Records contained in a dataset:
* Start *

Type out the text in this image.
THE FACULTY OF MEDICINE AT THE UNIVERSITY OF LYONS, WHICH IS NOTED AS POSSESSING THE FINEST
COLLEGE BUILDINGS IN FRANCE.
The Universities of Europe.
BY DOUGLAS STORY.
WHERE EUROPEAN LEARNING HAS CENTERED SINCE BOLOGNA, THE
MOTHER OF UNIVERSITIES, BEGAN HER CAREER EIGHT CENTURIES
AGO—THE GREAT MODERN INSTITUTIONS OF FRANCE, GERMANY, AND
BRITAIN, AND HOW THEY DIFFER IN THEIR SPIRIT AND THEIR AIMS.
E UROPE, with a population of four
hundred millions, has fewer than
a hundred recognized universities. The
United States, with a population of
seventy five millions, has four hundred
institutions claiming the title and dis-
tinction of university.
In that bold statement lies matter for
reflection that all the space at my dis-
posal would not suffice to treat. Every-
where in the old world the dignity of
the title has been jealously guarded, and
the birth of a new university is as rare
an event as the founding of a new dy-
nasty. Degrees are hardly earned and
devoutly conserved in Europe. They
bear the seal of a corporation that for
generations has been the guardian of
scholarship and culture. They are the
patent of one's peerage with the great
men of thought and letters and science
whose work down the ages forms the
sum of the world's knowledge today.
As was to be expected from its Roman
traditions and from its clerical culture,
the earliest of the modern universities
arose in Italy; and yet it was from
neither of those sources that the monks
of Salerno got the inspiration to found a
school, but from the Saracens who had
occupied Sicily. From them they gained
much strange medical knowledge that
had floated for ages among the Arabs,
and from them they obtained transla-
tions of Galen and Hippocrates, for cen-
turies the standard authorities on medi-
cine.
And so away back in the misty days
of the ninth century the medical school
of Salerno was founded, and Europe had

* End *

Copy each line of the entries that includes the word "medical".

◆ THE RESULT:
much strange medical knowledge that
of the ninth century the medical school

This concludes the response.